START Material provided
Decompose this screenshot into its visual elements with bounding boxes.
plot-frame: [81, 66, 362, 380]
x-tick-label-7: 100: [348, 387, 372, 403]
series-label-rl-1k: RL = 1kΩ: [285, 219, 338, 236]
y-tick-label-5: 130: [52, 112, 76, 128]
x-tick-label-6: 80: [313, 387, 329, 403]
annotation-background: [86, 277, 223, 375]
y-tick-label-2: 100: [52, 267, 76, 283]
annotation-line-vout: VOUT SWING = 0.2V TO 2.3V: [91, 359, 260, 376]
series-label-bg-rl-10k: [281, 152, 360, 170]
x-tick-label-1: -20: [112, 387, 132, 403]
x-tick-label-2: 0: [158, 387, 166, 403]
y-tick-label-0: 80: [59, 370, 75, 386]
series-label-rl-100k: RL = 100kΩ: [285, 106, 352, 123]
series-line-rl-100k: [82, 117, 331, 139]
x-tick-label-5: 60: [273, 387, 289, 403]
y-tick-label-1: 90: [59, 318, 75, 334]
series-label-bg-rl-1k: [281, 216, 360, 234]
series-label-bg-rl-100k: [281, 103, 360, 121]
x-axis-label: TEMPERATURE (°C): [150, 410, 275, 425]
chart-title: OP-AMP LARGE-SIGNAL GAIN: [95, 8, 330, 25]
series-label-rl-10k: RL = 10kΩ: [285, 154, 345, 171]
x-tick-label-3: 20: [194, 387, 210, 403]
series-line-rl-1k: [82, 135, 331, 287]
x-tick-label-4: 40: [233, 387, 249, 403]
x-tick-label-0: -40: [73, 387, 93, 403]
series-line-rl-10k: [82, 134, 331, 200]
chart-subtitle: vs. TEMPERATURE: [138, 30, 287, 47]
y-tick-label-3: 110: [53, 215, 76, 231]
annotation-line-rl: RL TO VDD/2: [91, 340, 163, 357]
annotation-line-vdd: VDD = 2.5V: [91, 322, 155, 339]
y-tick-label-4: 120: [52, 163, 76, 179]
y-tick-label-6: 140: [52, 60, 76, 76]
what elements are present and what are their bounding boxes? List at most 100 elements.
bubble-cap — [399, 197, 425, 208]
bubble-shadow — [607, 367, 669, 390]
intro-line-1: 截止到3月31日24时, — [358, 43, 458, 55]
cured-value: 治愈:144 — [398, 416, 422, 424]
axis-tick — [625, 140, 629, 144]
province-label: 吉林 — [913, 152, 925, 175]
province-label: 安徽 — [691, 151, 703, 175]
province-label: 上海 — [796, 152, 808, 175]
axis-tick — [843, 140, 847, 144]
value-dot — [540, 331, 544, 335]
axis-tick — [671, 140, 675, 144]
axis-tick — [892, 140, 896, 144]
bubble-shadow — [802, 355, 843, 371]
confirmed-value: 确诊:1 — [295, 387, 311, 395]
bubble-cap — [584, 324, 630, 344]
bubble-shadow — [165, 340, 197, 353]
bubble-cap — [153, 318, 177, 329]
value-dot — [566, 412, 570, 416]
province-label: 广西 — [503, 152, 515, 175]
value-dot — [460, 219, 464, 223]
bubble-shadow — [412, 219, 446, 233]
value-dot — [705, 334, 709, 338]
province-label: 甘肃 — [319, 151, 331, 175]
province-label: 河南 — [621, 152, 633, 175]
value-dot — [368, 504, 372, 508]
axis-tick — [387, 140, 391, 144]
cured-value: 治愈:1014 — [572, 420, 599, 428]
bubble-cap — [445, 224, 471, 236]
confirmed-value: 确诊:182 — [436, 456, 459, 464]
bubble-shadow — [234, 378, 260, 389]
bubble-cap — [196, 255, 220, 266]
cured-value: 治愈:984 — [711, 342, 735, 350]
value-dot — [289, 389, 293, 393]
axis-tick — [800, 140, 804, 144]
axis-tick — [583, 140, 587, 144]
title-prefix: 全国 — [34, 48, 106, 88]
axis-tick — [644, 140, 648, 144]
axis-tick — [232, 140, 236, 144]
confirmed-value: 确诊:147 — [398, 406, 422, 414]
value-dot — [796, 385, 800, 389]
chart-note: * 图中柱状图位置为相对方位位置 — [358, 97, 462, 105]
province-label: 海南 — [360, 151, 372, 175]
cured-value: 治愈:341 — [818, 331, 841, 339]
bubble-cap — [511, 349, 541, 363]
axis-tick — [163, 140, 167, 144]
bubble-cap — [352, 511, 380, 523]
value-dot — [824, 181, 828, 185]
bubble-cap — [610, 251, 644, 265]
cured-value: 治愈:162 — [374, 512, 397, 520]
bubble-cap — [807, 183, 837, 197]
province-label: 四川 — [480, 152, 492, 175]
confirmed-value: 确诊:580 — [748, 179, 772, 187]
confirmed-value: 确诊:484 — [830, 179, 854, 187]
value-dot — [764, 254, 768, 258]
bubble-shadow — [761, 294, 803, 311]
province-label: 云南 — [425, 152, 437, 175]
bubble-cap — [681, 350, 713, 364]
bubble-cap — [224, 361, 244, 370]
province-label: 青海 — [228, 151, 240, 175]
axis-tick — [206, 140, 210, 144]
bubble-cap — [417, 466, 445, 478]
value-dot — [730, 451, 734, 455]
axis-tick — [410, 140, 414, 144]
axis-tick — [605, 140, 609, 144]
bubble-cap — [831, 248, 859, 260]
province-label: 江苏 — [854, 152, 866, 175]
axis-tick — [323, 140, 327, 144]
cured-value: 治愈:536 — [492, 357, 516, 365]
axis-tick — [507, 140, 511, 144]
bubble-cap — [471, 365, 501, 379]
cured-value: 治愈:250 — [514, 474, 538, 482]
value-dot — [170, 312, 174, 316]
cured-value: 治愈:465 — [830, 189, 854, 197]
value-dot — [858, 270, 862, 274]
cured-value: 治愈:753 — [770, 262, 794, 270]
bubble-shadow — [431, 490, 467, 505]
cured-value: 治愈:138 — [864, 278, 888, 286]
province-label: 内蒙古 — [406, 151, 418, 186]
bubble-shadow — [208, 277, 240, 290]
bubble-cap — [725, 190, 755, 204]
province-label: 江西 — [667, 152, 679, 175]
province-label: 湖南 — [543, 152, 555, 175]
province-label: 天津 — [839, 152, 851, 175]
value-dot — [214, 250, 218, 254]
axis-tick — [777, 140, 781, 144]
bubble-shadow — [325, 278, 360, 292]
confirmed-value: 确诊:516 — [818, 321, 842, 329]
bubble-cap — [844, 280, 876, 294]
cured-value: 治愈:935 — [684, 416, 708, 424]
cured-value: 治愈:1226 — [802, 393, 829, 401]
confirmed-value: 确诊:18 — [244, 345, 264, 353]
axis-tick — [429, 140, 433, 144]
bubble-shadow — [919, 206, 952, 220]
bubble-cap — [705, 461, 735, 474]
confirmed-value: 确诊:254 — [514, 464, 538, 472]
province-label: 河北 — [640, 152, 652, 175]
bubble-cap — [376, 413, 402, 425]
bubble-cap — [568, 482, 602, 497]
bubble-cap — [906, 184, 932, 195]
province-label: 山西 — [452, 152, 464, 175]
END Material provided
■ **What this task involves**: Can you set down, word for word, the lines of the records from the first line through the line that contains "series-line-rl-100k: [82, 117, 331, 139]", with both of those lines included?

■ **Written response**:
Decompose this screenshot into its visual elements with bounding boxes.
plot-frame: [81, 66, 362, 380]
x-tick-label-7: 100: [348, 387, 372, 403]
series-label-rl-1k: RL = 1kΩ: [285, 219, 338, 236]
y-tick-label-5: 130: [52, 112, 76, 128]
x-tick-label-6: 80: [313, 387, 329, 403]
annotation-background: [86, 277, 223, 375]
y-tick-label-2: 100: [52, 267, 76, 283]
annotation-line-vout: VOUT SWING = 0.2V TO 2.3V: [91, 359, 260, 376]
series-label-bg-rl-10k: [281, 152, 360, 170]
x-tick-label-1: -20: [112, 387, 132, 403]
x-tick-label-2: 0: [158, 387, 166, 403]
y-tick-label-0: 80: [59, 370, 75, 386]
series-label-rl-100k: RL = 100kΩ: [285, 106, 352, 123]
series-line-rl-100k: [82, 117, 331, 139]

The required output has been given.